*Task brief*:
Find every line in the records below that holds the word "строительство", and copy each one.

*Exercise data*:
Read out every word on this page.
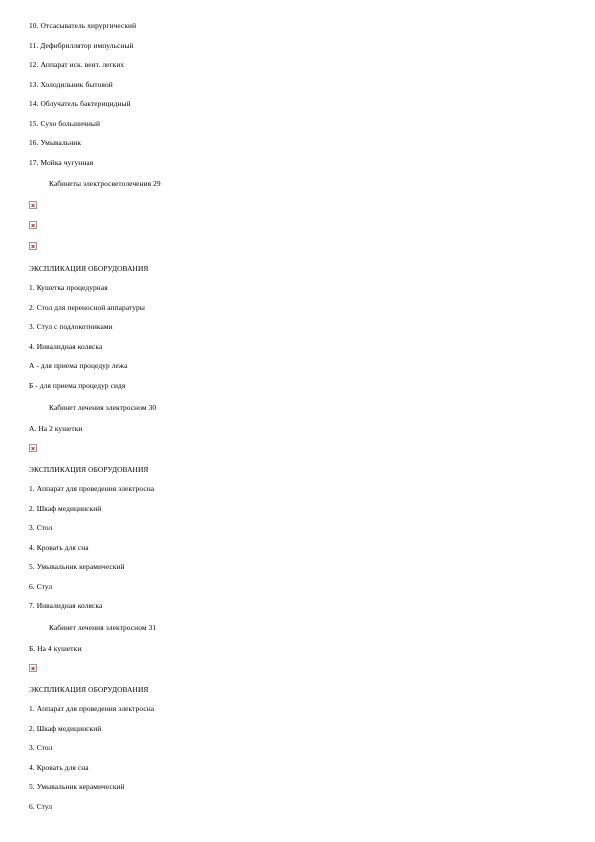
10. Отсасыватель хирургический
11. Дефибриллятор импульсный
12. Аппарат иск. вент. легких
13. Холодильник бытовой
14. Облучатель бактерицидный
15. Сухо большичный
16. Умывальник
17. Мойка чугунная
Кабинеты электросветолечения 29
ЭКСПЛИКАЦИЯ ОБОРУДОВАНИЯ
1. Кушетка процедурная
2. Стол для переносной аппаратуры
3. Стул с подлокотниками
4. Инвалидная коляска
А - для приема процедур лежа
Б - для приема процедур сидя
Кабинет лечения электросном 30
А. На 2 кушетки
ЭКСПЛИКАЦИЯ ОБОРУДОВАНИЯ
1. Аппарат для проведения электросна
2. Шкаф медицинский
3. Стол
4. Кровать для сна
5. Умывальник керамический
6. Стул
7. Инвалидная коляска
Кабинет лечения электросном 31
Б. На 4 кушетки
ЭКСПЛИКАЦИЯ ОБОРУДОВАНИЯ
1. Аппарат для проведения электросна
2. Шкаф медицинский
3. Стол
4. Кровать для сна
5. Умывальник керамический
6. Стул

---

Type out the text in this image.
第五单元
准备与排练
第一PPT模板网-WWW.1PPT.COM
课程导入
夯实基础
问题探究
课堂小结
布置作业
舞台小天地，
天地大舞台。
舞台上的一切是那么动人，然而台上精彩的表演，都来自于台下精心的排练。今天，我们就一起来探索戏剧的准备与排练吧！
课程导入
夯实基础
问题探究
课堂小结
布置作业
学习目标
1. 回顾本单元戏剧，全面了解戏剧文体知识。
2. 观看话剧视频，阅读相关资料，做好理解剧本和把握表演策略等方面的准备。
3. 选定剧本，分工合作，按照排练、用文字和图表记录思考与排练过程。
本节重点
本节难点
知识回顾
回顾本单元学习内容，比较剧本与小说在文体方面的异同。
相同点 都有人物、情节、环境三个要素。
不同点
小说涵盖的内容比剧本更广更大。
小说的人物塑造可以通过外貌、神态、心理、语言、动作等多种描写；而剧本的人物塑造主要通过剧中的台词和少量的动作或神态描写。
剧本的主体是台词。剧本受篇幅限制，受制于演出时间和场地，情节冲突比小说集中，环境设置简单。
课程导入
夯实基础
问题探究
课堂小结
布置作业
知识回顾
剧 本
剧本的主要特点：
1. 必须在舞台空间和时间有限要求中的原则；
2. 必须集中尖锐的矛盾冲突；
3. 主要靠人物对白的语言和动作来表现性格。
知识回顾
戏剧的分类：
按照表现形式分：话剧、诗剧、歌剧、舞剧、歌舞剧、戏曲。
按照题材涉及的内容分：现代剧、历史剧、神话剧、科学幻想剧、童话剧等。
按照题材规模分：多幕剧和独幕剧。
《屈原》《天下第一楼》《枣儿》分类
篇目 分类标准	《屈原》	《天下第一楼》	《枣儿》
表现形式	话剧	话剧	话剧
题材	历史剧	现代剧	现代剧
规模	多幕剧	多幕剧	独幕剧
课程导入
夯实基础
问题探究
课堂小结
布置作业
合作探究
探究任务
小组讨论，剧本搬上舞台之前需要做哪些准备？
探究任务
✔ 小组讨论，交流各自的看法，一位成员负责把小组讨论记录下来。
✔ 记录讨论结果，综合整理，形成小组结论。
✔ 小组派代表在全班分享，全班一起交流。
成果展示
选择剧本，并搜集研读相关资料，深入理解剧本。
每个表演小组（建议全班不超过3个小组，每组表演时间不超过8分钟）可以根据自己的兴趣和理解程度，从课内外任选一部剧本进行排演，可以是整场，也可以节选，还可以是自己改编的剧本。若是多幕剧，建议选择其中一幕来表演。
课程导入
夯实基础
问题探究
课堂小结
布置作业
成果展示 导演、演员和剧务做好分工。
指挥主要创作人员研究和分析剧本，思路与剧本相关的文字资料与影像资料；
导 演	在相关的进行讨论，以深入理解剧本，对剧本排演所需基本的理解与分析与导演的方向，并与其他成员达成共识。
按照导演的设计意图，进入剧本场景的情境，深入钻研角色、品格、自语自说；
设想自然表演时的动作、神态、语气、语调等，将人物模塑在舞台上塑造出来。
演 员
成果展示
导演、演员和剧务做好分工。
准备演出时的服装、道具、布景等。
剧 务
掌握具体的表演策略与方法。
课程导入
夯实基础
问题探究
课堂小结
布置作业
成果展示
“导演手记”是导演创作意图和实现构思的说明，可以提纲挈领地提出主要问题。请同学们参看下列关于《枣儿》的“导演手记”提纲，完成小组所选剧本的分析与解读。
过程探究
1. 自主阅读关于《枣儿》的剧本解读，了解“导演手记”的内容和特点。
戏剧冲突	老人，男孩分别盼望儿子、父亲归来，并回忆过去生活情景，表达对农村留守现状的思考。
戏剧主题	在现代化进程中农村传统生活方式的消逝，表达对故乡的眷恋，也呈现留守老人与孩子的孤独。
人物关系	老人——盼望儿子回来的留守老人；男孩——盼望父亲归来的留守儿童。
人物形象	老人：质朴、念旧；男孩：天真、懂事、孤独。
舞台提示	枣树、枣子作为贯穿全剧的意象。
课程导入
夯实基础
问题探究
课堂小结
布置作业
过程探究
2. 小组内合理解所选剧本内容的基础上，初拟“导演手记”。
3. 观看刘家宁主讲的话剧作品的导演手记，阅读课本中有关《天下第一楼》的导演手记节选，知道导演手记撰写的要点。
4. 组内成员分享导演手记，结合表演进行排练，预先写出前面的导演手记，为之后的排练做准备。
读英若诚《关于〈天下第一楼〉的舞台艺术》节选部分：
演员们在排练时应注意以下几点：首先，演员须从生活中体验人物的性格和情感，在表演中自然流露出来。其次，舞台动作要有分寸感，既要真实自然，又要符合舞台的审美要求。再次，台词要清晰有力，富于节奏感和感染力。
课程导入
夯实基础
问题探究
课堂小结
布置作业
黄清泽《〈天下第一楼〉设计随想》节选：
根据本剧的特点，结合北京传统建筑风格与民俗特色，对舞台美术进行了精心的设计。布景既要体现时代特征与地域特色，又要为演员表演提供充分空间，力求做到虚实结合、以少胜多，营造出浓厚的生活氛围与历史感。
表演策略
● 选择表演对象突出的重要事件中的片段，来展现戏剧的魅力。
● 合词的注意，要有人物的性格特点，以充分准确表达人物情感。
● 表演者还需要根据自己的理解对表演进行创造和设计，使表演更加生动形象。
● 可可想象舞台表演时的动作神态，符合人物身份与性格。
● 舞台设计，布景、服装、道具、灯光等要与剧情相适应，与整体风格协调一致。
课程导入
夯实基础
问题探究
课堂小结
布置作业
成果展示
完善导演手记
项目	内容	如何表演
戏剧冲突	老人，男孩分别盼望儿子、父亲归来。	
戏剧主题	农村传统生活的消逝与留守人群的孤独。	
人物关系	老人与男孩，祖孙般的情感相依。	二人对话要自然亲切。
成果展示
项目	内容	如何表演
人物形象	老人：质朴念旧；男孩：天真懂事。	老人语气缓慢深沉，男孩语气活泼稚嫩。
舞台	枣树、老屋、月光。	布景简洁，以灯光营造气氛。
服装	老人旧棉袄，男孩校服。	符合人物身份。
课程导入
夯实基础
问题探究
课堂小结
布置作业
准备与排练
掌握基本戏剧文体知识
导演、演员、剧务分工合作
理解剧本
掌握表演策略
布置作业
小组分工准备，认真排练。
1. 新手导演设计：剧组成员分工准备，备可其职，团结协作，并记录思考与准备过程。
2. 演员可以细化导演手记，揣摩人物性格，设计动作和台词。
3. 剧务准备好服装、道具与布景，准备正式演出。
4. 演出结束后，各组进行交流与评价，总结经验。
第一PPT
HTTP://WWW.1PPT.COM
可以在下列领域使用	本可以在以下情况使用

--

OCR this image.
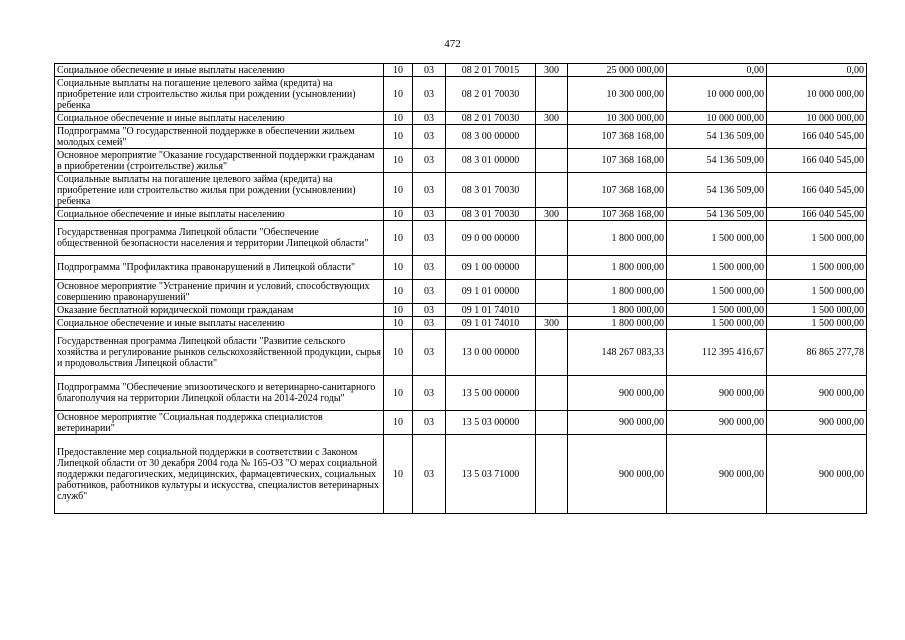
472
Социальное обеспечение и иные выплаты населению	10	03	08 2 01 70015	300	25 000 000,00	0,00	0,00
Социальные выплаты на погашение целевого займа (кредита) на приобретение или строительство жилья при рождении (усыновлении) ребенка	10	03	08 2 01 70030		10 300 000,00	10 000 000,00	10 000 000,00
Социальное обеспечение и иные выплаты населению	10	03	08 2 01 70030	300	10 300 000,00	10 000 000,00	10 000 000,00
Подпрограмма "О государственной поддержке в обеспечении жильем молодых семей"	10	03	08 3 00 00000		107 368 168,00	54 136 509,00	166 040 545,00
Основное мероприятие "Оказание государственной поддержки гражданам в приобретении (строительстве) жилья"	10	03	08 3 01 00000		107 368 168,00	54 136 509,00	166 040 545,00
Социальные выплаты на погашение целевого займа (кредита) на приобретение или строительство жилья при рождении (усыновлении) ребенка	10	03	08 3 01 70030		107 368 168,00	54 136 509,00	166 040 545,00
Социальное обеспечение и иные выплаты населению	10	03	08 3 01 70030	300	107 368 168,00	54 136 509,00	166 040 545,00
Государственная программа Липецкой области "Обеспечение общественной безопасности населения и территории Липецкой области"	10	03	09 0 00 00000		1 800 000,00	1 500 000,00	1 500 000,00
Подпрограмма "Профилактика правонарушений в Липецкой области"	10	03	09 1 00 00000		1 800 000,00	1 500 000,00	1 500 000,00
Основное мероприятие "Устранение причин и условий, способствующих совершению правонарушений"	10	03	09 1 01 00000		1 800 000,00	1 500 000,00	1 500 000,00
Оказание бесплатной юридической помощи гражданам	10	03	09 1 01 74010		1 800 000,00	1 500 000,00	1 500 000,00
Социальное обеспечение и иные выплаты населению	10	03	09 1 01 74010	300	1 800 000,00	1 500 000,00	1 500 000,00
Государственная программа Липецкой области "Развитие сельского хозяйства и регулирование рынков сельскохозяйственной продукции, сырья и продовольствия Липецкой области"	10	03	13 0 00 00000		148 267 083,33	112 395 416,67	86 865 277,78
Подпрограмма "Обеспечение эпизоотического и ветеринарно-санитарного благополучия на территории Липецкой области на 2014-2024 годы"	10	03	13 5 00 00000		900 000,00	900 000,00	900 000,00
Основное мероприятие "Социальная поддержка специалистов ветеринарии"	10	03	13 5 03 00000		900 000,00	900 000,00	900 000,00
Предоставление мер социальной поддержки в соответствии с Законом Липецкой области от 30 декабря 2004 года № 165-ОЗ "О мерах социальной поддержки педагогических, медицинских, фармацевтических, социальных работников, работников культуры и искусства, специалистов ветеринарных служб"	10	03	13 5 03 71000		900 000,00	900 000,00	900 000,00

*Solved problem*:
Социальные выплаты на погашение целевого займа (кредита) на приобретение или строительство жилья при рождении (усыновлении) ребенка	10	03	08 2 01 70030		10 300 000,00	10 000 000,00	10 000 000,00
Социальные выплаты на погашение целевого займа (кредита) на приобретение или строительство жилья при рождении (усыновлении) ребенка	10	03	08 3 01 70030		107 368 168,00	54 136 509,00	166 040 545,00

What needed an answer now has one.